╭─ DATA LISTING

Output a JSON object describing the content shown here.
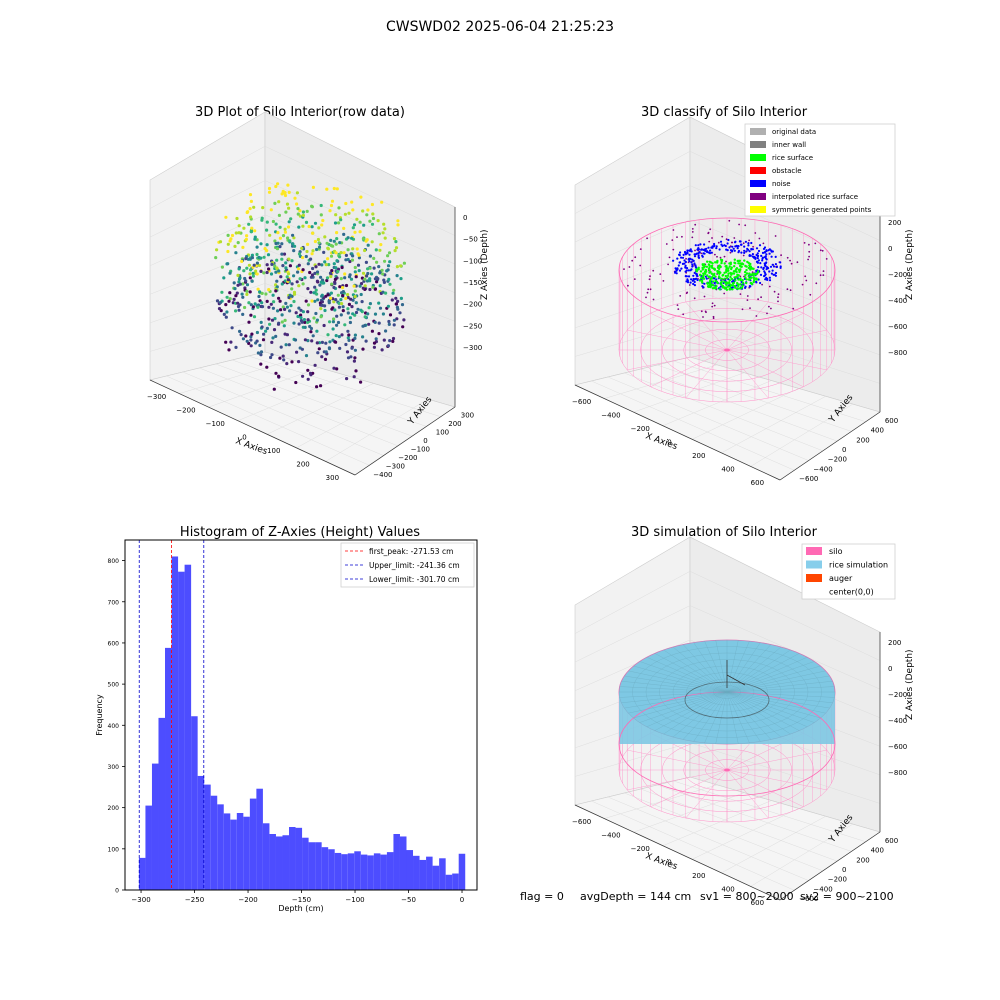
{
  "suptitle": "CWSWD02 2025-06-04 21:25:23",
  "status": {
    "flag": "flag = 0",
    "avg_depth": "avgDepth = 144 cm",
    "sv1": "sv1 = 800~2000",
    "sv2": "sv2 = 900~2100"
  },
  "chart_data": [
    {
      "type": "scatter",
      "title": "3D Plot of Silo Interior(row data)",
      "xlabel": "X Axies",
      "ylabel": "Y Axies",
      "zlabel": "Z Axies (Depth)",
      "xticks": [
        "−300",
        "−200",
        "−100",
        "0",
        "100",
        "200",
        "300"
      ],
      "yticks": [
        "300",
        "200",
        "100",
        "0",
        "−100",
        "−200",
        "−300",
        "−400"
      ],
      "zticks": [
        "0",
        "−50",
        "−100",
        "−150",
        "−200",
        "−250",
        "−300"
      ],
      "colormap": [
        "#fde725",
        "#b5de2b",
        "#6ece58",
        "#35b779",
        "#1f9e89",
        "#26828e",
        "#31688e",
        "#3e4989",
        "#482878",
        "#440154"
      ]
    },
    {
      "type": "scatter",
      "title": "3D classify of Silo Interior",
      "xlabel": "X Axies",
      "ylabel": "Y Axies",
      "zlabel": "Z Axies (Depth)",
      "xticks": [
        "−600",
        "−400",
        "−200",
        "0",
        "200",
        "400",
        "600"
      ],
      "yticks": [
        "600",
        "400",
        "200",
        "0",
        "−200",
        "−400",
        "−600"
      ],
      "zticks": [
        "200",
        "0",
        "−200",
        "−400",
        "−600",
        "−800"
      ],
      "legend": [
        {
          "label": "original data",
          "color": "#b0b0b0"
        },
        {
          "label": "inner wall",
          "color": "#808080"
        },
        {
          "label": "rice surface",
          "color": "#00ff00"
        },
        {
          "label": "obstacle",
          "color": "#ff0000"
        },
        {
          "label": "noise",
          "color": "#0000ff"
        },
        {
          "label": "interpolated rice surface",
          "color": "#800080"
        },
        {
          "label": "symmetric generated points",
          "color": "#ffff00"
        }
      ],
      "legend_position": "top-right"
    },
    {
      "type": "bar",
      "title": "Histogram of Z-Axies (Height) Values",
      "xlabel": "Depth (cm)",
      "ylabel": "Frequency",
      "xlim": [
        -315,
        14
      ],
      "ylim": [
        0,
        850
      ],
      "xticks": [
        -300,
        -250,
        -200,
        -150,
        -100,
        -50,
        0
      ],
      "xtick_labels": [
        "−300",
        "−250",
        "−200",
        "−150",
        "−100",
        "−50",
        "0"
      ],
      "yticks": [
        0,
        100,
        200,
        300,
        400,
        500,
        600,
        700,
        800
      ],
      "bin_start": -302.0,
      "bin_width": 6.1,
      "values": [
        78,
        205,
        307,
        418,
        588,
        810,
        773,
        790,
        422,
        277,
        256,
        229,
        208,
        186,
        171,
        187,
        178,
        222,
        246,
        162,
        136,
        130,
        133,
        153,
        151,
        127,
        116,
        116,
        104,
        99,
        90,
        87,
        89,
        94,
        86,
        84,
        89,
        86,
        92,
        136,
        130,
        97,
        83,
        73,
        81,
        59,
        77,
        37,
        40,
        88
      ],
      "bar_color": "#4d4dff",
      "vlines": [
        {
          "label": "first_peak: -271.53 cm",
          "x": -271.53,
          "color": "#ff0000"
        },
        {
          "label": "Upper_limit: -241.36 cm",
          "x": -241.36,
          "color": "#0000cc"
        },
        {
          "label": "Lower_limit: -301.70 cm",
          "x": -301.7,
          "color": "#0000cc"
        }
      ],
      "legend_position": "top-right"
    },
    {
      "type": "area",
      "title": "3D simulation of Silo Interior",
      "xlabel": "X Axies",
      "ylabel": "Y Axies",
      "zlabel": "Z Axies (Depth)",
      "xticks": [
        "−600",
        "−400",
        "−200",
        "0",
        "200",
        "400",
        "600"
      ],
      "yticks": [
        "600",
        "400",
        "200",
        "0",
        "−200",
        "−400",
        "−600"
      ],
      "zticks": [
        "200",
        "0",
        "−200",
        "−400",
        "−600",
        "−800"
      ],
      "legend": [
        {
          "label": "silo",
          "color": "#ff69b4"
        },
        {
          "label": "rice simulation",
          "color": "#87ceeb"
        },
        {
          "label": "auger",
          "color": "#ff4500"
        },
        {
          "label": "center(0,0)",
          "color": "#ffffff"
        }
      ],
      "legend_position": "top-right"
    }
  ]
}
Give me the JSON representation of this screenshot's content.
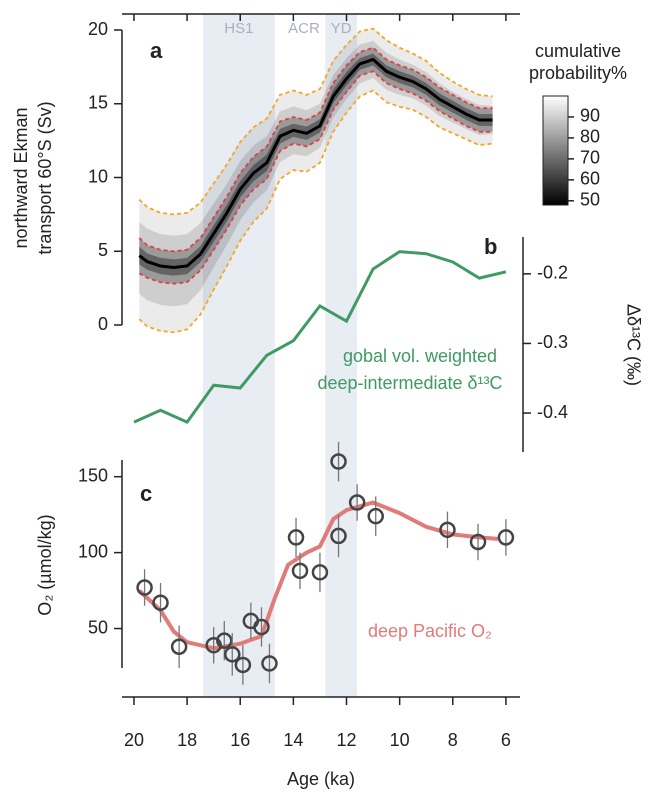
{
  "chart_data": [
    {
      "type": "band-line",
      "label": "a",
      "ylabel": [
        "northward Ekman",
        "transport 60°S (Sv)"
      ],
      "ylim": [
        0,
        20
      ],
      "yticks": [
        0,
        5,
        10,
        15,
        20
      ],
      "x": [
        19.8,
        19.5,
        19,
        18.5,
        18,
        17.5,
        17,
        16.5,
        16,
        15.5,
        15,
        14.5,
        14,
        13.5,
        13,
        12.5,
        12,
        11.5,
        11,
        10.5,
        10,
        9.5,
        9,
        8.5,
        8,
        7.5,
        7,
        6.5
      ],
      "median": [
        4.7,
        4.3,
        4.0,
        3.9,
        4.0,
        4.8,
        6.2,
        7.6,
        9.2,
        10.3,
        11.0,
        12.8,
        13.2,
        13.0,
        13.5,
        15.5,
        16.7,
        17.7,
        18.0,
        17.2,
        16.8,
        16.5,
        16.0,
        15.3,
        14.8,
        14.3,
        13.9,
        13.9
      ],
      "inner_upper": [
        5.9,
        5.4,
        5.1,
        5.0,
        5.1,
        5.9,
        7.3,
        8.7,
        10.3,
        11.4,
        12.1,
        13.8,
        14.1,
        13.9,
        14.4,
        16.4,
        17.6,
        18.5,
        18.8,
        18.0,
        17.6,
        17.3,
        16.8,
        16.1,
        15.6,
        15.1,
        14.7,
        14.7
      ],
      "inner_lower": [
        3.5,
        3.2,
        2.9,
        2.8,
        2.9,
        3.7,
        5.1,
        6.5,
        8.1,
        9.2,
        9.9,
        11.8,
        12.3,
        12.1,
        12.6,
        14.6,
        15.8,
        16.9,
        17.2,
        16.4,
        16.0,
        15.7,
        15.2,
        14.5,
        14.0,
        13.5,
        13.1,
        13.1
      ],
      "outer_upper": [
        8.5,
        8.0,
        7.6,
        7.5,
        7.6,
        8.3,
        9.6,
        10.9,
        12.4,
        13.4,
        14.0,
        15.6,
        15.9,
        15.6,
        16.0,
        17.9,
        19.0,
        19.9,
        20.1,
        19.3,
        18.8,
        18.4,
        17.9,
        17.1,
        16.5,
        16.0,
        15.6,
        15.5
      ],
      "outer_lower": [
        0.4,
        -0.1,
        -0.4,
        -0.5,
        -0.3,
        0.7,
        2.4,
        4.0,
        5.7,
        7.0,
        7.9,
        9.9,
        10.5,
        10.4,
        11.0,
        13.1,
        14.4,
        15.5,
        15.9,
        15.1,
        14.8,
        14.6,
        14.1,
        13.4,
        13.0,
        12.6,
        12.2,
        12.3
      ],
      "colorbar": {
        "title": [
          "cumulative",
          "probability%"
        ],
        "lim": [
          48,
          100
        ],
        "ticks": [
          50,
          60,
          70,
          80,
          90
        ]
      },
      "shaded": [
        {
          "label": "HS1",
          "from": 17.4,
          "to": 14.7
        },
        {
          "label": "YD",
          "from": 12.8,
          "to": 11.6
        }
      ],
      "annotations": [
        {
          "text": "ACR",
          "x": 13.6
        }
      ]
    },
    {
      "type": "line",
      "label": "b",
      "ylabel": "Δδ¹³C (‰)",
      "color": "#3f9a63",
      "ylim": [
        -0.456,
        -0.147
      ],
      "yticks": [
        -0.4,
        -0.3,
        -0.2
      ],
      "annotation": [
        "gobal vol. weighted",
        "deep-intermediate δ¹³C"
      ],
      "x": [
        20,
        19,
        18,
        17,
        16,
        15,
        14,
        13,
        12,
        11,
        10,
        9,
        8,
        7,
        6
      ],
      "values": [
        -0.413,
        -0.396,
        -0.413,
        -0.36,
        -0.364,
        -0.317,
        -0.296,
        -0.246,
        -0.268,
        -0.193,
        -0.168,
        -0.171,
        -0.183,
        -0.206,
        -0.197
      ]
    },
    {
      "type": "errorbar-scatter",
      "label": "c",
      "ylabel": "O₂ (µmol/kg)",
      "xlabel": "Age (ka)",
      "xlim": [
        20.45,
        5.47
      ],
      "xticks": [
        20,
        18,
        16,
        14,
        12,
        10,
        8,
        6
      ],
      "ylim": [
        24,
        161
      ],
      "yticks": [
        50,
        100,
        150
      ],
      "x": [
        19.6,
        19.0,
        18.3,
        17.0,
        16.6,
        16.3,
        15.9,
        15.6,
        15.2,
        14.9,
        13.9,
        13.75,
        13.0,
        12.3,
        12.3,
        11.6,
        10.9,
        8.2,
        7.05,
        6.0
      ],
      "values": [
        77,
        67,
        38,
        39,
        42,
        33,
        26,
        55,
        51,
        27,
        110,
        88,
        87,
        160,
        111,
        133,
        124,
        115,
        107,
        110
      ],
      "errors": [
        12,
        13,
        14,
        12,
        13,
        14,
        13,
        12,
        13,
        13,
        13,
        12,
        13,
        13,
        14,
        12,
        13,
        12,
        12,
        12
      ],
      "curve": {
        "name": "deep Pacific O₂",
        "color": "#e07b78",
        "x": [
          19.8,
          19,
          18.5,
          18,
          17,
          16,
          15.2,
          14.7,
          14.2,
          13.5,
          13,
          12.5,
          12,
          11,
          10,
          9,
          8,
          7,
          6.3
        ],
        "values": [
          75,
          62,
          48,
          41,
          37,
          40,
          45,
          70,
          92,
          100,
          104,
          122,
          128,
          133,
          126,
          117,
          112,
          110,
          109
        ]
      }
    }
  ]
}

╰─

== THE PROBLEM ==
Each line in the data that holds the string "surface" should be found and copied.

== RESULT OF THIS TASK ==
          "label": "rice surface",
          "label": "interpolated rice surface",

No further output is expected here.